→ WHAT YOU NEED TO DO
Show each line from the listing that includes the word "none".

○ ○ ○ ○

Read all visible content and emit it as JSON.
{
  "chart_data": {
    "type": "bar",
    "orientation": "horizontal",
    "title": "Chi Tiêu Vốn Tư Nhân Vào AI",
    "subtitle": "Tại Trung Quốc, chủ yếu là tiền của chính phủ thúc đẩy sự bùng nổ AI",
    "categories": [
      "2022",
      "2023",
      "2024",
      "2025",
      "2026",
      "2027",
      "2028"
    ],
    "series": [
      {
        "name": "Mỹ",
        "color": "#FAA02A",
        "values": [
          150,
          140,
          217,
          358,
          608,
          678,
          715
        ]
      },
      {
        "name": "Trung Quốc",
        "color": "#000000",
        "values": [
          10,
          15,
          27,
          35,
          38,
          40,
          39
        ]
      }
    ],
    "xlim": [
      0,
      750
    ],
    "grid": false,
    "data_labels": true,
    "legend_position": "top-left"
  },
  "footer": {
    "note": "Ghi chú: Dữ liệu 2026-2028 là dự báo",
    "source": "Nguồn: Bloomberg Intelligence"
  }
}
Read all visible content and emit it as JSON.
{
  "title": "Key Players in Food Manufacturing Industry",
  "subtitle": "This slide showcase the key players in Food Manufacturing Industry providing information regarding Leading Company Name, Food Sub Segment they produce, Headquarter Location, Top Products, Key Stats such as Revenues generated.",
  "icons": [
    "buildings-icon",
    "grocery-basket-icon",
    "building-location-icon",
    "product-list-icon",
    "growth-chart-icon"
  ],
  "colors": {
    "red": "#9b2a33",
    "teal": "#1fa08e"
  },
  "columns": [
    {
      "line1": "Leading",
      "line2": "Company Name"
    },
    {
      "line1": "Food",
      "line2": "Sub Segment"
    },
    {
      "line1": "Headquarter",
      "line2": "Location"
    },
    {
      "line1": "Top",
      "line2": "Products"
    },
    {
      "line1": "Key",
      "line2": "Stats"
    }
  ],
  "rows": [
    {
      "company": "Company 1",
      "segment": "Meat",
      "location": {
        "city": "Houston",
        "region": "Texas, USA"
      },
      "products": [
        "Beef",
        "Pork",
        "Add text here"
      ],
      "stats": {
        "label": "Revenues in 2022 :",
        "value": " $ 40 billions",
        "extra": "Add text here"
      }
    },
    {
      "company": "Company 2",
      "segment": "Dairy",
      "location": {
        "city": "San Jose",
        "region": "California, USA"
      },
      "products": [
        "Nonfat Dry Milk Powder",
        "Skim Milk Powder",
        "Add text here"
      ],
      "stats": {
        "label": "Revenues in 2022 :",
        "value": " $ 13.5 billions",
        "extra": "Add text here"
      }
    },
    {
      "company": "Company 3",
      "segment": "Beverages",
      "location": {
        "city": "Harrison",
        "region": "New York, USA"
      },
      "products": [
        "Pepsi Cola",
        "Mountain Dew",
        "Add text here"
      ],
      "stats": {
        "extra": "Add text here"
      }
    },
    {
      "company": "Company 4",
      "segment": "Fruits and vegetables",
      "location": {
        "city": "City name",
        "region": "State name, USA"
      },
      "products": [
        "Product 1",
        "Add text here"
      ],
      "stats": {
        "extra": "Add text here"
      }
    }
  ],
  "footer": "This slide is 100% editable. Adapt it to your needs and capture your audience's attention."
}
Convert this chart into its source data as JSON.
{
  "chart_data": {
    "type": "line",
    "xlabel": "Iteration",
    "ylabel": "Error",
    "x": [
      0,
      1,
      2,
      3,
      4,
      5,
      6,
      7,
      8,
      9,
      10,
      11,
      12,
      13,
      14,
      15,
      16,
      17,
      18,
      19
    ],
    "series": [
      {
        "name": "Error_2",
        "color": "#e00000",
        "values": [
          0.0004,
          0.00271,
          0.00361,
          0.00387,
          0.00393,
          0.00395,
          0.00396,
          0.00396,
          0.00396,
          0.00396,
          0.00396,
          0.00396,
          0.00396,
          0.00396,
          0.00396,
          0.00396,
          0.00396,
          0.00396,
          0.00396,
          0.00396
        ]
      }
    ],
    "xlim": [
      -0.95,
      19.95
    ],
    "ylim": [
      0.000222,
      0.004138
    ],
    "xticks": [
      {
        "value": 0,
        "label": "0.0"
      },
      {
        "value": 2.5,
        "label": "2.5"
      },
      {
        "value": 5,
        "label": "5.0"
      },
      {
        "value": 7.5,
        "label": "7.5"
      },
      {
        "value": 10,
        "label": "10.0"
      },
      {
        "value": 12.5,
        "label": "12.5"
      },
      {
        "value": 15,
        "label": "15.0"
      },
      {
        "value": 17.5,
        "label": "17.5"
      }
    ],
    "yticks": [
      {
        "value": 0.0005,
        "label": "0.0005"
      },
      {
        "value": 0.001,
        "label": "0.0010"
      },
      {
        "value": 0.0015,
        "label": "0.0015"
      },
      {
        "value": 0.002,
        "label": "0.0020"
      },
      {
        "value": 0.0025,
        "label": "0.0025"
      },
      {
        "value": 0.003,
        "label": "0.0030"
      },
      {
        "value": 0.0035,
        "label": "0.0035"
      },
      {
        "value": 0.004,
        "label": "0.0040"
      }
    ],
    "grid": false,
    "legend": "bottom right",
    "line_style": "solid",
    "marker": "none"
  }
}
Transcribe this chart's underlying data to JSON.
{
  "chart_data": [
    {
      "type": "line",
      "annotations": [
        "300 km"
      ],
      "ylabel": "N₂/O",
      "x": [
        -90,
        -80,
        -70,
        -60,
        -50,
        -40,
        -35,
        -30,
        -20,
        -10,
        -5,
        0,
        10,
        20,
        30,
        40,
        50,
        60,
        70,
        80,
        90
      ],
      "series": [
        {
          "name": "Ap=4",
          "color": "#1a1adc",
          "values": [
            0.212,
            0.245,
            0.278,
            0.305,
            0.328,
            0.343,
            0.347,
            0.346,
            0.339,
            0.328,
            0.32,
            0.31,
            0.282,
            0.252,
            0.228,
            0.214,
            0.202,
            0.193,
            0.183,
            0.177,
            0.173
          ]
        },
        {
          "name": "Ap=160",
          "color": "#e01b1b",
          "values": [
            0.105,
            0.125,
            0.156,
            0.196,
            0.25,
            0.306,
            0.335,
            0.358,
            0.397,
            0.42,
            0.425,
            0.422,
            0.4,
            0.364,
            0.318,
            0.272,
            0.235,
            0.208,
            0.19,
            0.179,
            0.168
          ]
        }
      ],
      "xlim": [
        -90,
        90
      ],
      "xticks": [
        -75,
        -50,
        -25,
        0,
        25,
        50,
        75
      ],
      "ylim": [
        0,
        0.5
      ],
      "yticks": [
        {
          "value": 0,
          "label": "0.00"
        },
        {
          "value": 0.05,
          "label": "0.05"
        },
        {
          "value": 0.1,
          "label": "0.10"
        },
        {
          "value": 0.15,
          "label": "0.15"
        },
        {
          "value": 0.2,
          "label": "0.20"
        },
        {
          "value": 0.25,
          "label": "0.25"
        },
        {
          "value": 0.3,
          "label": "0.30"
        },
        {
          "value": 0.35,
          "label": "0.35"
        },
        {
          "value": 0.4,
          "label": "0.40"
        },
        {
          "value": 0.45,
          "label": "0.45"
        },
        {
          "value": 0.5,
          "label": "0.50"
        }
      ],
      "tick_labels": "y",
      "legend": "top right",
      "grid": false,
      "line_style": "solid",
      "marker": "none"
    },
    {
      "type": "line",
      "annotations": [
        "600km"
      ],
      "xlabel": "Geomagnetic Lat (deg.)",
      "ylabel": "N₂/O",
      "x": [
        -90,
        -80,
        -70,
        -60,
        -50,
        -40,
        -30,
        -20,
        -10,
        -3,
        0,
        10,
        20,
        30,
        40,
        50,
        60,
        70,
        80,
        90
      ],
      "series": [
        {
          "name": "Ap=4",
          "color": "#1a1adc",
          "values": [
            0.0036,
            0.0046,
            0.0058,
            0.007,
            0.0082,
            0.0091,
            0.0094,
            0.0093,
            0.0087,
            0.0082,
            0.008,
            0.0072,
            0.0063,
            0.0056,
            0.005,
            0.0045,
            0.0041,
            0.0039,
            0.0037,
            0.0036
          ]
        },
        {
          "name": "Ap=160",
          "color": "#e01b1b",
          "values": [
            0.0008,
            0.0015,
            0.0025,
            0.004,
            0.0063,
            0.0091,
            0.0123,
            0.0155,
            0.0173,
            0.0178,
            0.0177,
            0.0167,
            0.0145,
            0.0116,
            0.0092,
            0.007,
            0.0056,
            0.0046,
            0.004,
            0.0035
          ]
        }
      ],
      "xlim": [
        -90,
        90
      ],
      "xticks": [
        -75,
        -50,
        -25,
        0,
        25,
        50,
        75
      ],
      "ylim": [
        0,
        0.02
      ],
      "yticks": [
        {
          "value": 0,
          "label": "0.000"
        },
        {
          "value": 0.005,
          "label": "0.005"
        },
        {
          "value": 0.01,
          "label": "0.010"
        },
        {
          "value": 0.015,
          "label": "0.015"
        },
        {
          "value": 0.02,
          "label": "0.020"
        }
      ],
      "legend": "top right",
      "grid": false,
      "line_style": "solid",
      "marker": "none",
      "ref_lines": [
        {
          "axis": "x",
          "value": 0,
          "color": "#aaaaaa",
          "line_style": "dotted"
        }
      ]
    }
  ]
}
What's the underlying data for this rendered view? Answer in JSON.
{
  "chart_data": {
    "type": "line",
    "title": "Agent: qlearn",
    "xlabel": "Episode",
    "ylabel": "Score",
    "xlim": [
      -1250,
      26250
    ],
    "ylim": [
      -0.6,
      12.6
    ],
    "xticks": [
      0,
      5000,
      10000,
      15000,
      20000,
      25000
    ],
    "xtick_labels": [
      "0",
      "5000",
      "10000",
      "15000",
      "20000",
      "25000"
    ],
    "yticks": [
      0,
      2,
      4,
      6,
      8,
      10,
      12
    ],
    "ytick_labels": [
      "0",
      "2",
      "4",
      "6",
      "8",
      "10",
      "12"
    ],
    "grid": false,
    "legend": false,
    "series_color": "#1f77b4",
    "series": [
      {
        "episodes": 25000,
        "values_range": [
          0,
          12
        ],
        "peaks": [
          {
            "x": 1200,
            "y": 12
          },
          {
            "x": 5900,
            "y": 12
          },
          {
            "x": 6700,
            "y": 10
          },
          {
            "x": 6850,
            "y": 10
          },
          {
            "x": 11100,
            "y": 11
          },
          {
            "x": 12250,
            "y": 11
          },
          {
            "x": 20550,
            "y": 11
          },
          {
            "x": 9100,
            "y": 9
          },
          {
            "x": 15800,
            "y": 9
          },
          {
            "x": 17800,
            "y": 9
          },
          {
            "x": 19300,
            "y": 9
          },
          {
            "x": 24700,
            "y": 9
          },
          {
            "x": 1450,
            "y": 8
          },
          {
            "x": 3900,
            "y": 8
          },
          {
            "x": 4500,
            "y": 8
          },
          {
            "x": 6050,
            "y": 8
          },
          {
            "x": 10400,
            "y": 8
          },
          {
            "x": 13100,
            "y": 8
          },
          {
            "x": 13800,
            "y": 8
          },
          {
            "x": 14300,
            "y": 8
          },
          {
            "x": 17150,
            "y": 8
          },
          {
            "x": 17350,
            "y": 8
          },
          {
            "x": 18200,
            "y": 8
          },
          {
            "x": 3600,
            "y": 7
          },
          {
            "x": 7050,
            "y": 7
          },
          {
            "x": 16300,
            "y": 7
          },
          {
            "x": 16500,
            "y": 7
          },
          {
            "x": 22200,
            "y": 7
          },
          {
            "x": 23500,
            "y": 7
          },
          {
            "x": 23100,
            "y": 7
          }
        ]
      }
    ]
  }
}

○ ○ ○ ○

→ SOLVED EXERCISE
    "marker": "none"
      "marker": "none"
      "marker": "none",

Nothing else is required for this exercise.